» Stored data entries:
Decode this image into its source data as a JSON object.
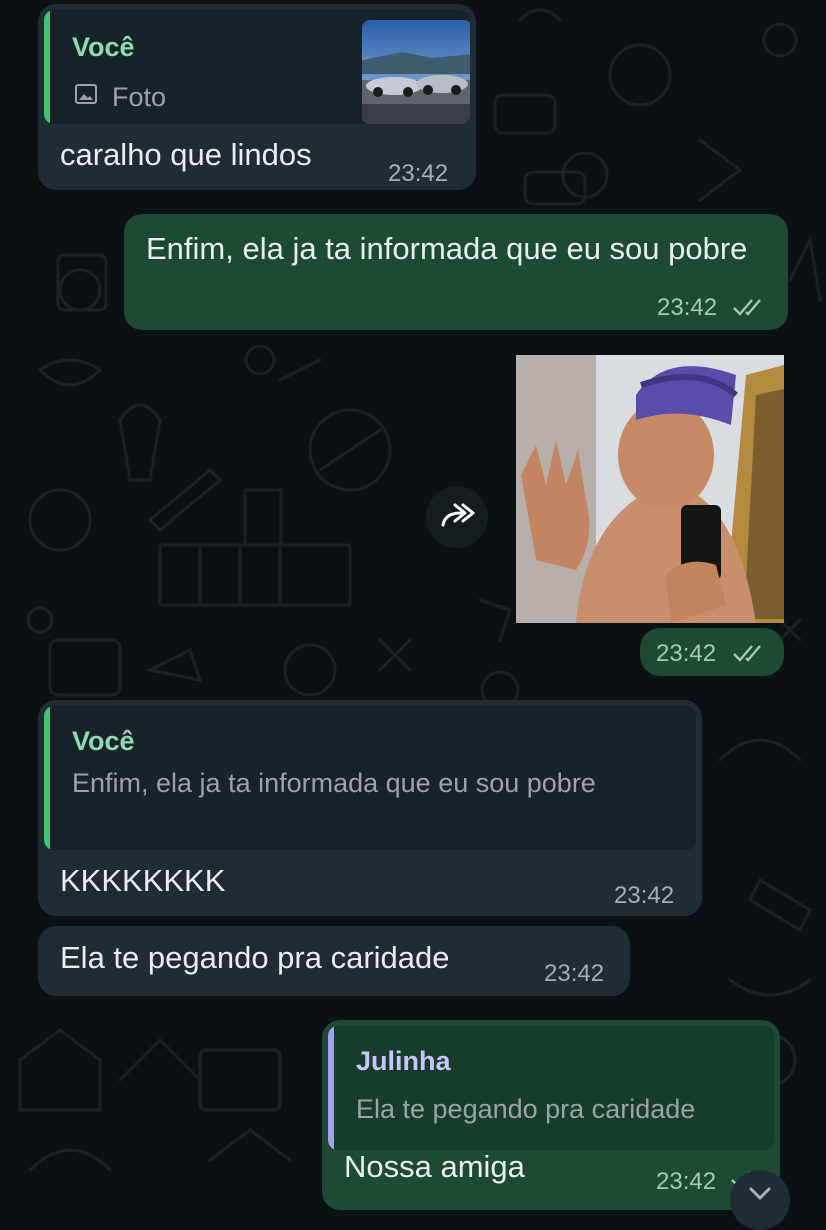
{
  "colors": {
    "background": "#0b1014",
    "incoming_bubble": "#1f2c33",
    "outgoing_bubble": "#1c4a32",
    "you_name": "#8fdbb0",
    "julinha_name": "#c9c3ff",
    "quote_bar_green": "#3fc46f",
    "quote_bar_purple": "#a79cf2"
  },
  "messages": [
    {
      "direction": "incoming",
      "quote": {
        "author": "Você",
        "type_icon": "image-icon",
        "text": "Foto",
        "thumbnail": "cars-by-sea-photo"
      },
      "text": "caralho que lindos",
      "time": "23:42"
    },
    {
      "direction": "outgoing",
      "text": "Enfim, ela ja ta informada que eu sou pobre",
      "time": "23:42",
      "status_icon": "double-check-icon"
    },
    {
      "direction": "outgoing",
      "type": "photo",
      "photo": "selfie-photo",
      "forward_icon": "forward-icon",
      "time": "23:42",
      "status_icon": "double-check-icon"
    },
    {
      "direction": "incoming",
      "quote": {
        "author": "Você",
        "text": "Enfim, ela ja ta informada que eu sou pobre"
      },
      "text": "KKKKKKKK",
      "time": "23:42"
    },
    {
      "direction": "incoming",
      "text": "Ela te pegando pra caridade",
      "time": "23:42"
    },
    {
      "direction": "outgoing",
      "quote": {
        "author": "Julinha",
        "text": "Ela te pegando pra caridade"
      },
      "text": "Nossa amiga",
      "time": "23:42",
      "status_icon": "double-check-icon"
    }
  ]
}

» Directions: Look above for every line with the word "caridade" and copy it.

» Task result:
      "text": "Ela te pegando pra caridade",
        "text": "Ela te pegando pra caridade"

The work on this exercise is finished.